— START RECORDS SHOWN —

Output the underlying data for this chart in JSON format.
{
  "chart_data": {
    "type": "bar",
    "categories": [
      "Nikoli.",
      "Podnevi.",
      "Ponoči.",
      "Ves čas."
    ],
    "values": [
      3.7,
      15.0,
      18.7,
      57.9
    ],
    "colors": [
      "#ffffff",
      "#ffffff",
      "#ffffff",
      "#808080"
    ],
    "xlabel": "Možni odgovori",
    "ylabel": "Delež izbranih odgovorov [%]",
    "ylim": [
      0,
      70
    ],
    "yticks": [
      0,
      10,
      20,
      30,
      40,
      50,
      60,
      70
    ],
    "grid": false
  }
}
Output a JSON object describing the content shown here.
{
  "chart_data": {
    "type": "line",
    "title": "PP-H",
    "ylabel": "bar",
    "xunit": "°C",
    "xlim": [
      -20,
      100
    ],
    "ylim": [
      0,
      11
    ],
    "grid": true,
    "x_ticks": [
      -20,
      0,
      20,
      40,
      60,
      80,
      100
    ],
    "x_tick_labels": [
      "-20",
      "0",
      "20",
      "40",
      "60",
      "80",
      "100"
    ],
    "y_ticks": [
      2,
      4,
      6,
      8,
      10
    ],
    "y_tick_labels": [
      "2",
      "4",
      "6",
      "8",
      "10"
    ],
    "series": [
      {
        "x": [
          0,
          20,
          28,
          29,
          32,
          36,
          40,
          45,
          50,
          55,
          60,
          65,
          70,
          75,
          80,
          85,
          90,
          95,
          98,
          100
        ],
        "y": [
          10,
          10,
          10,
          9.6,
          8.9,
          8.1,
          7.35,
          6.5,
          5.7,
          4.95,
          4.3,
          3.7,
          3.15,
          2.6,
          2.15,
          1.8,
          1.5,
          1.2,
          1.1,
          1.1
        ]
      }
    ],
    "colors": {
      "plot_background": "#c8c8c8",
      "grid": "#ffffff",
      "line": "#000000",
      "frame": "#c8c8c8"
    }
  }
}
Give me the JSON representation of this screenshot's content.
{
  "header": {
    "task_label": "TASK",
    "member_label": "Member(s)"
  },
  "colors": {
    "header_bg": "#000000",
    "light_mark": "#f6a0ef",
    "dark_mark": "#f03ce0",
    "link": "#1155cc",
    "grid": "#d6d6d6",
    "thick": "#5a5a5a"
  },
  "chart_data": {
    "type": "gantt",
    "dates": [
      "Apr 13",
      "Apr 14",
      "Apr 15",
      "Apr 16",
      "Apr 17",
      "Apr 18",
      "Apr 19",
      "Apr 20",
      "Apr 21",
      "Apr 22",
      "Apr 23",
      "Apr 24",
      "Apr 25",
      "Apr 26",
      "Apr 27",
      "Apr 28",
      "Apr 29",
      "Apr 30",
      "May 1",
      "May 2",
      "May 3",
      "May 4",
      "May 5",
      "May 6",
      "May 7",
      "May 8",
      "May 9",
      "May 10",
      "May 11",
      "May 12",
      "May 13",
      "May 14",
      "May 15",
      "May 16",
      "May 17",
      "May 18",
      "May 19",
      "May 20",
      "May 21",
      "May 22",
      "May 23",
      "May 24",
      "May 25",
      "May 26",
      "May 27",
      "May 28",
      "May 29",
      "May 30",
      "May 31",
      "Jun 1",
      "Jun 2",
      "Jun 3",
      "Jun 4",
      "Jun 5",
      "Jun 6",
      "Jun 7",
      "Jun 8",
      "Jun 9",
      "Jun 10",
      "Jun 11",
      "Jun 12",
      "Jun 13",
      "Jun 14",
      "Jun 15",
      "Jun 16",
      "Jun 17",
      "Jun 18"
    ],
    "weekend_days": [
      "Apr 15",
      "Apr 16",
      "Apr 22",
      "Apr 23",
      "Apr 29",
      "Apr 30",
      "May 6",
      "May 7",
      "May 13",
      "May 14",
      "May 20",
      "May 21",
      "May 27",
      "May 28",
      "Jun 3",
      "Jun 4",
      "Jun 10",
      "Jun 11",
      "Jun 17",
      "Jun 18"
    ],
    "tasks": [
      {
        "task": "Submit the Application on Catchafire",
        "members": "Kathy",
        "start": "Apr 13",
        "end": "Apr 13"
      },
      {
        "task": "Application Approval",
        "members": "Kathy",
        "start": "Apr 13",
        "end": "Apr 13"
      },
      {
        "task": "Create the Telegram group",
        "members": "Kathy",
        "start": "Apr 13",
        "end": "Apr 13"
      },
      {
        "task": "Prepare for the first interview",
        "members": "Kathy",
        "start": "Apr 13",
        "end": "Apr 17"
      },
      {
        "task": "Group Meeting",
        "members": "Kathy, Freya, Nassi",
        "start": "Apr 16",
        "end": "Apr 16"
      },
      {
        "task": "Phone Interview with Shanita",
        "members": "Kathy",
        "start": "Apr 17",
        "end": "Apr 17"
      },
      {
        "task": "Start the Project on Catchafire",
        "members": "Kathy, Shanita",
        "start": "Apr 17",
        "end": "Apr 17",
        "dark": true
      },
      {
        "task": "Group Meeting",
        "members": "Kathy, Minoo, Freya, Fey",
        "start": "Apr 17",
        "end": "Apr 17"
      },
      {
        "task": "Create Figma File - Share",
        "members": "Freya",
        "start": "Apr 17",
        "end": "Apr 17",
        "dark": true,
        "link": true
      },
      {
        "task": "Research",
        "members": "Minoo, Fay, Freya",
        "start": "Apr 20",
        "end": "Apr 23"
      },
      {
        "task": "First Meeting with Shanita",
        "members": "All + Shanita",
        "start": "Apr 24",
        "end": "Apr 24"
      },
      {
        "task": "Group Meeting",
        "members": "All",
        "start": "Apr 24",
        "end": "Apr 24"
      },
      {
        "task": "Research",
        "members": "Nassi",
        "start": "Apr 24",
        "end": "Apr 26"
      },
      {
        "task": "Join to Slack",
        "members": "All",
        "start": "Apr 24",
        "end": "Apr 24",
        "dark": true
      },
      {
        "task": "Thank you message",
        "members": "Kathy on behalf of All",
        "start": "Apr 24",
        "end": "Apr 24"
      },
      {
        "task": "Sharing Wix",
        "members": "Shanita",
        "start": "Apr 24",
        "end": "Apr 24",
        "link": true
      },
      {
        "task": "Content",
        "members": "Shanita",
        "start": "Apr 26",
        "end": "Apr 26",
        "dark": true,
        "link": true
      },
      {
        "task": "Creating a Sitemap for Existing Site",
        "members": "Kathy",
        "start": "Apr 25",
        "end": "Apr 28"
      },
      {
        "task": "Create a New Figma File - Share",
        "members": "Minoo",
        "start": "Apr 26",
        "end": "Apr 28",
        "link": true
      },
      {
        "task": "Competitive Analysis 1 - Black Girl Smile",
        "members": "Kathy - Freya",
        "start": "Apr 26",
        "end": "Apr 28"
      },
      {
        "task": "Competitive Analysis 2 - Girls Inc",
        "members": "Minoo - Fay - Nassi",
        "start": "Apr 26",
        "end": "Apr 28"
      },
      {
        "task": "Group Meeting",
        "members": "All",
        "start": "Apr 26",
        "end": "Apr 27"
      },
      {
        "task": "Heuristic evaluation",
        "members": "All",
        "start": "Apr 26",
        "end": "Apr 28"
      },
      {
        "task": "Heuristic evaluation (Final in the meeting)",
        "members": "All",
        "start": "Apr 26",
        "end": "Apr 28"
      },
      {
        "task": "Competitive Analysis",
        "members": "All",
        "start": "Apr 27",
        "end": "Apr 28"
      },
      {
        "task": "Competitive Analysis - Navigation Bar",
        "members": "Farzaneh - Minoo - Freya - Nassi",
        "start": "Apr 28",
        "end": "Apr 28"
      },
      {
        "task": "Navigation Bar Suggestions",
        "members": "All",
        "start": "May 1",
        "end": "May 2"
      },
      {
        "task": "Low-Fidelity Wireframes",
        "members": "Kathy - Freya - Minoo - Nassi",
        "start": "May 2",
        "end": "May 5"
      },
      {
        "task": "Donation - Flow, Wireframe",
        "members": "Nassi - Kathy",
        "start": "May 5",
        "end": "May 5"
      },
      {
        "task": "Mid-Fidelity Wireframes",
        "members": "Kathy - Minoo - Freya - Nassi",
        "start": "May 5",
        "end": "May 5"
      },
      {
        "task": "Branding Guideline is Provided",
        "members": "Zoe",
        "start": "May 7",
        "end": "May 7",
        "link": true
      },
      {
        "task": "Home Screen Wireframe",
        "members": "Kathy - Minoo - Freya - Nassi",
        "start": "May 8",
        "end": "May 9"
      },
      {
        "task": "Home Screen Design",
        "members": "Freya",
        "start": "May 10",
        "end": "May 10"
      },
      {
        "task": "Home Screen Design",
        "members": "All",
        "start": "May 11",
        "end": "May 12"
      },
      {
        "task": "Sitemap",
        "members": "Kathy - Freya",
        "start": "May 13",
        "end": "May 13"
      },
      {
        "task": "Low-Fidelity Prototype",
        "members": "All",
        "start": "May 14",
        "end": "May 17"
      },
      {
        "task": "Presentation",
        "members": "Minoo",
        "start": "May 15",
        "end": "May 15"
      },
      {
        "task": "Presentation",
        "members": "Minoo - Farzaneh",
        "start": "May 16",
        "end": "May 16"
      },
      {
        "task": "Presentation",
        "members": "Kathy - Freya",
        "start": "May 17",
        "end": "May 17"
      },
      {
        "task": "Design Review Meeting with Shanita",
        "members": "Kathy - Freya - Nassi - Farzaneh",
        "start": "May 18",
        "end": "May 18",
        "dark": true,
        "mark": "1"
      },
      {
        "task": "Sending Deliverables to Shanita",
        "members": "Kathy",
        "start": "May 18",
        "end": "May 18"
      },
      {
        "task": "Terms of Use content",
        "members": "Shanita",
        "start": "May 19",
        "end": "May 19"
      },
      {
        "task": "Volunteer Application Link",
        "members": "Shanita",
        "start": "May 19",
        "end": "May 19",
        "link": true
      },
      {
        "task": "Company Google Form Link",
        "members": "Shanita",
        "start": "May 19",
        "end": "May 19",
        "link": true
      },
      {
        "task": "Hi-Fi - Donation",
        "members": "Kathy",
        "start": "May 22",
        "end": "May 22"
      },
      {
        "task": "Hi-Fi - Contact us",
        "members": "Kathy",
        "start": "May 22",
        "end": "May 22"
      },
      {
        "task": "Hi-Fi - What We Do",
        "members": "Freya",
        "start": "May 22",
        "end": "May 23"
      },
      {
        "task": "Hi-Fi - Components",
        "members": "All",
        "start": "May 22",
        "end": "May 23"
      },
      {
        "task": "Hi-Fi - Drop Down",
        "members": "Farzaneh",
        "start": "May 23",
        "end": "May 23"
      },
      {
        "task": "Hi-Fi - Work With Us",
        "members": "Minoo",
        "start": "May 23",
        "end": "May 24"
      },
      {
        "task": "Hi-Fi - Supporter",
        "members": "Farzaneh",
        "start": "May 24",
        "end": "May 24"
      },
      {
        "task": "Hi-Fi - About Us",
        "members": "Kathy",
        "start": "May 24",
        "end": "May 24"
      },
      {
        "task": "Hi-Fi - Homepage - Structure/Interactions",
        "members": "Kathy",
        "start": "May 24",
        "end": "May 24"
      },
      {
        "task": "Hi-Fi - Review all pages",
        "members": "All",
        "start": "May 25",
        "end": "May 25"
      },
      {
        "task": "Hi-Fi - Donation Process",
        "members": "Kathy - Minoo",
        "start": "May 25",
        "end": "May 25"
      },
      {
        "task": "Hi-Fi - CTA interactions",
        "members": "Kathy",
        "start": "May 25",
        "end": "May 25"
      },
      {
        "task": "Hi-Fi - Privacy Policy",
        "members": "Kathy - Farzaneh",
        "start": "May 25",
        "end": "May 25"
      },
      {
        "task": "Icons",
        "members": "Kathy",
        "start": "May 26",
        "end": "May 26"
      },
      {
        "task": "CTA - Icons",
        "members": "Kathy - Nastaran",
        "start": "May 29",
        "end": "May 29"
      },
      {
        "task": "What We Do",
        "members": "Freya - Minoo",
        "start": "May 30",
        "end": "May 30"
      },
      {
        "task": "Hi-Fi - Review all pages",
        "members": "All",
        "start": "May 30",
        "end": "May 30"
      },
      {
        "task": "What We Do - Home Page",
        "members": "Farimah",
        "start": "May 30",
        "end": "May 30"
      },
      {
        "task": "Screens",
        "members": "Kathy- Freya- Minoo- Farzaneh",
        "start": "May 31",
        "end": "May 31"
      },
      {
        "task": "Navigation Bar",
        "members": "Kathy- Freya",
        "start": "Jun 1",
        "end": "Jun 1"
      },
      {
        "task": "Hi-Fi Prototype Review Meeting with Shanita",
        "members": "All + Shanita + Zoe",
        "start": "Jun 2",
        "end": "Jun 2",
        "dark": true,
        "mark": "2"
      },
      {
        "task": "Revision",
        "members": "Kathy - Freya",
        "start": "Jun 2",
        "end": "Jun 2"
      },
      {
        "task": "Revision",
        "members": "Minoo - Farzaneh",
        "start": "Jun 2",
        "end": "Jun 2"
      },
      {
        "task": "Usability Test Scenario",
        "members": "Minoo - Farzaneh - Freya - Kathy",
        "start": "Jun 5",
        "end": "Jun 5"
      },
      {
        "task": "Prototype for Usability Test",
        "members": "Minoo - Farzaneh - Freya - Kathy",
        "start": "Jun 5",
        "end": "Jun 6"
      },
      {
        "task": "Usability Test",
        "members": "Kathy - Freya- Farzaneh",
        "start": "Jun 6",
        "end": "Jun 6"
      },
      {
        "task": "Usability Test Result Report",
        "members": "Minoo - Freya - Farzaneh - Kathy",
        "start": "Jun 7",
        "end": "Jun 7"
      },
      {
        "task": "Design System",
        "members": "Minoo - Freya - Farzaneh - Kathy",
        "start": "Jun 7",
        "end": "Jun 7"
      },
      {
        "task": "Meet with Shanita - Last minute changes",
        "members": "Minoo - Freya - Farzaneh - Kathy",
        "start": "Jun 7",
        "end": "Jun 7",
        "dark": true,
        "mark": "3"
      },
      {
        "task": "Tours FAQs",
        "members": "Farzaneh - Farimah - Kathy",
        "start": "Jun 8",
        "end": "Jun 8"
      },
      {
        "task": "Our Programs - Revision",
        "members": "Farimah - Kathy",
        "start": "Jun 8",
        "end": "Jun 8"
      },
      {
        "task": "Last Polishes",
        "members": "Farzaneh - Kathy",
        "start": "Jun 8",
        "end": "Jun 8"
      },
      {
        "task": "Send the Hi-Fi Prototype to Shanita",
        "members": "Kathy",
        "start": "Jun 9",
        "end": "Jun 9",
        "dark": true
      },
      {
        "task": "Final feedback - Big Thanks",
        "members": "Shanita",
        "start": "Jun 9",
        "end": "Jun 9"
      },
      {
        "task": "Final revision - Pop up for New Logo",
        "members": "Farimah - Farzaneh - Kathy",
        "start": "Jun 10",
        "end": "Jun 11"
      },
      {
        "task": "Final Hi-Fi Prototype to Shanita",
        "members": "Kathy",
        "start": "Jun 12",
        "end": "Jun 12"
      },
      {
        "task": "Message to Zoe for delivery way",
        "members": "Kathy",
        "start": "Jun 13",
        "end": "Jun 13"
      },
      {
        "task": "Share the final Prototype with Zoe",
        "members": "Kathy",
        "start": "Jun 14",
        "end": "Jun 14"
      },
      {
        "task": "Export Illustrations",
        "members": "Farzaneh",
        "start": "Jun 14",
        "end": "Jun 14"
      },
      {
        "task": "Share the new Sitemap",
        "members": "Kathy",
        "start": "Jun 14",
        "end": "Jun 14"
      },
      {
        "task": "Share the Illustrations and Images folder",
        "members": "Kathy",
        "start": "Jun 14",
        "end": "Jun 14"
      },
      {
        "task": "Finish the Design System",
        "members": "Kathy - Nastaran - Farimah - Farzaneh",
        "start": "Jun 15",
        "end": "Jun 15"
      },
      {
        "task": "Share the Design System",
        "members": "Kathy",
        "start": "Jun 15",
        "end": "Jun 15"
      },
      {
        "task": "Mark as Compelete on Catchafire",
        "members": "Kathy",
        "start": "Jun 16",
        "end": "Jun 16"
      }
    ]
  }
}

— END RECORDS SHOWN —

WRITTEN TASK:
Determine how many of the lines above hold the word "Catchafire", and output that number by itself.

FULL OUTPUT:
3